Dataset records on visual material
=-=-=

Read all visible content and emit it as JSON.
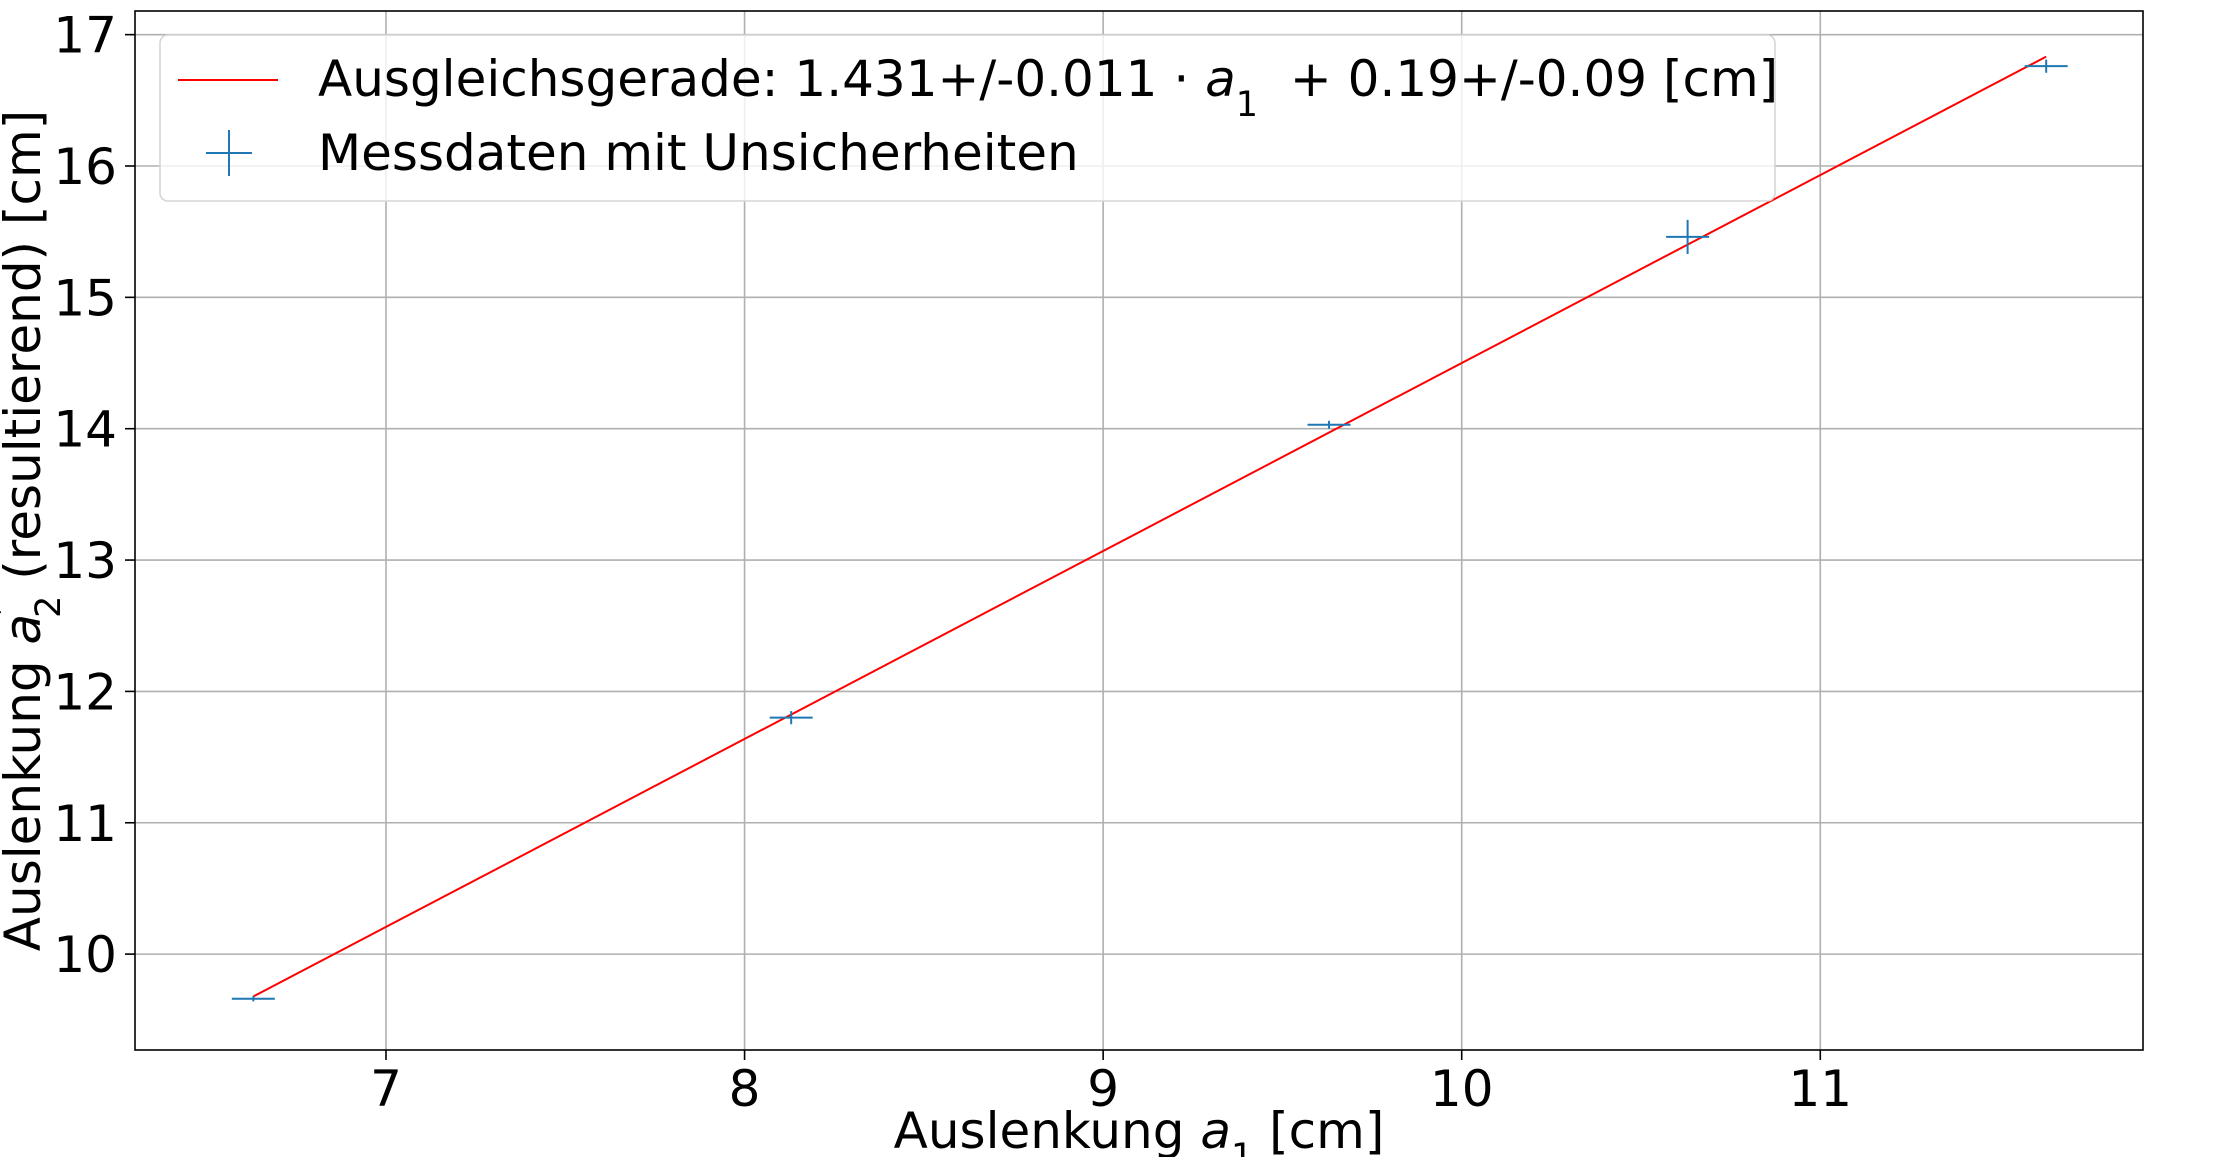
{
  "chart_data": {
    "type": "scatter",
    "x_axis": {
      "label_prefix": "Auslenkung ",
      "label_var": "a",
      "label_sub": "1",
      "label_suffix": " [cm]",
      "range": [
        6.3,
        11.9
      ],
      "ticks": [
        7,
        8,
        9,
        10,
        11
      ],
      "tick_labels": [
        "7",
        "8",
        "9",
        "10",
        "11"
      ]
    },
    "y_axis": {
      "label_prefix": "Auslenkung ",
      "label_var": "a",
      "label_prime": "′",
      "label_sub": "2",
      "label_suffix": " (resultierend) [cm]",
      "range": [
        9.27,
        17.18
      ],
      "ticks": [
        10,
        11,
        12,
        13,
        14,
        15,
        16,
        17
      ],
      "tick_labels": [
        "10",
        "11",
        "12",
        "13",
        "14",
        "15",
        "16",
        "17"
      ]
    },
    "grid": true,
    "legend_position": "upper-left",
    "series": [
      {
        "name_prefix": "Ausgleichsgerade: 1.431+/-0.011 · ",
        "name_var": "a",
        "name_sub": "1",
        "name_suffix": "  + 0.19+/-0.09 [cm]",
        "kind": "line",
        "color": "#ff0000",
        "slope": 1.431,
        "intercept": 0.19,
        "x": [
          6.63,
          11.63
        ]
      },
      {
        "name": "Messdaten mit Unsicherheiten",
        "kind": "errorbar",
        "color": "#1f77b4",
        "points": [
          {
            "x": 6.63,
            "y": 9.66,
            "xerr": 0.06,
            "yerr": 0.02
          },
          {
            "x": 8.13,
            "y": 11.8,
            "xerr": 0.06,
            "yerr": 0.05
          },
          {
            "x": 9.63,
            "y": 14.03,
            "xerr": 0.06,
            "yerr": 0.03
          },
          {
            "x": 10.63,
            "y": 15.46,
            "xerr": 0.06,
            "yerr": 0.13
          },
          {
            "x": 11.63,
            "y": 16.76,
            "xerr": 0.06,
            "yerr": 0.05
          }
        ]
      }
    ]
  }
}
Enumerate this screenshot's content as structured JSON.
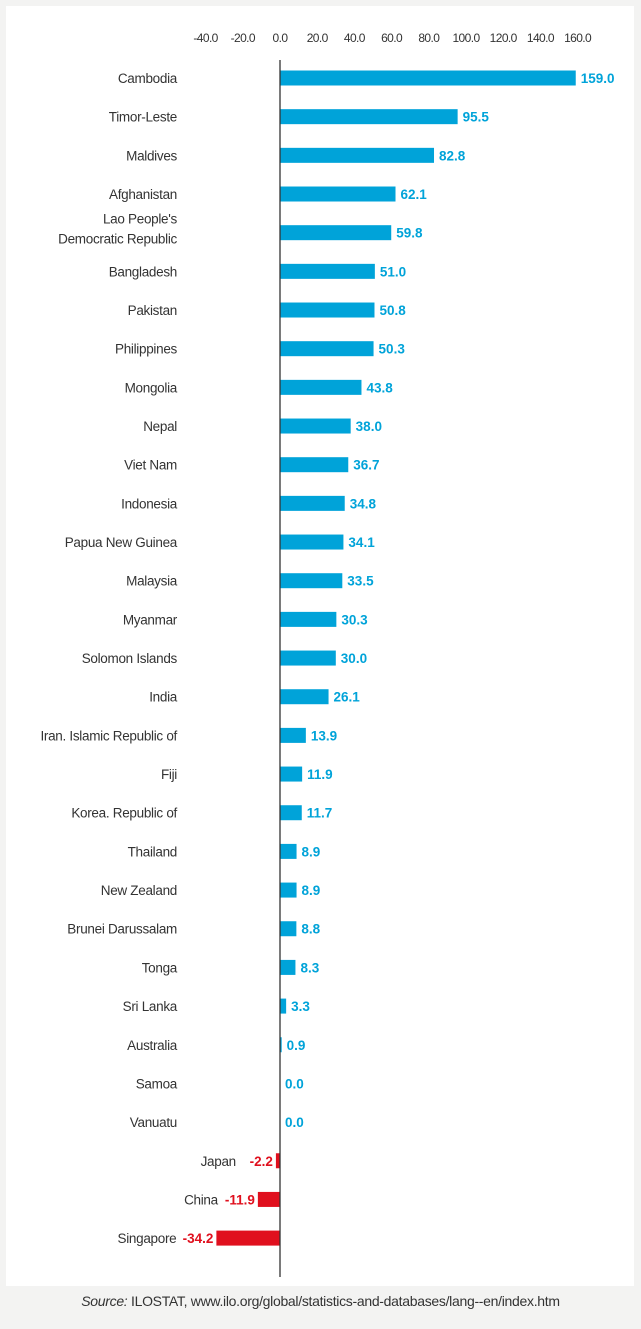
{
  "chart_data": {
    "type": "bar",
    "orientation": "horizontal",
    "categories": [
      "Cambodia",
      "Timor-Leste",
      "Maldives",
      "Afghanistan",
      "Lao People's\nDemocratic Republic",
      "Bangladesh",
      "Pakistan",
      "Philippines",
      "Mongolia",
      "Nepal",
      "Viet Nam",
      "Indonesia",
      "Papua New Guinea",
      "Malaysia",
      "Myanmar",
      "Solomon Islands",
      "India",
      "Iran. Islamic Republic of",
      "Fiji",
      "Korea.  Republic of",
      "Thailand",
      "New Zealand",
      "Brunei Darussalam",
      "Tonga",
      "Sri Lanka",
      "Australia",
      "Samoa",
      "Vanuatu",
      "Japan",
      "China",
      "Singapore"
    ],
    "values": [
      159.0,
      95.5,
      82.8,
      62.1,
      59.8,
      51.0,
      50.8,
      50.3,
      43.8,
      38.0,
      36.7,
      34.8,
      34.1,
      33.5,
      30.3,
      30.0,
      26.1,
      13.9,
      11.9,
      11.7,
      8.9,
      8.9,
      8.8,
      8.3,
      3.3,
      0.9,
      0.0,
      0.0,
      -2.2,
      -11.9,
      -34.2
    ],
    "value_labels": [
      "159.0",
      "95.5",
      "82.8",
      "62.1",
      "59.8",
      "51.0",
      "50.8",
      "50.3",
      "43.8",
      "38.0",
      "36.7",
      "34.8",
      "34.1",
      "33.5",
      "30.3",
      "30.0",
      "26.1",
      "13.9",
      "11.9",
      "11.7",
      "8.9",
      "8.9",
      "8.8",
      "8.3",
      "3.3",
      "0.9",
      "0.0",
      "0.0",
      "-2.2",
      "-11.9",
      "-34.2"
    ],
    "x_ticks": [
      -40,
      -20,
      0,
      20,
      40,
      60,
      80,
      100,
      120,
      140,
      160
    ],
    "x_tick_labels": [
      "-40.0",
      "-20.0",
      "0.0",
      "20.0",
      "40.0",
      "60.0",
      "80.0",
      "100.0",
      "120.0",
      "140.0",
      "160.0"
    ],
    "xlim": [
      -40,
      160
    ],
    "axis_position": "top",
    "grid": false,
    "legend": "none",
    "colors": {
      "positive": "#00a3d9",
      "negative": "#e0101e",
      "axis": "#333333",
      "category_text": "#333333"
    }
  },
  "source": {
    "label": "Source:",
    "text": " ILOSTAT, www.ilo.org/global/statistics-and-databases/lang--en/index.htm"
  }
}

=-=-=

### WHAT YOU WILL DO
Answer only with how many lines in the records include "JSON".

### TASK OUTPUT
2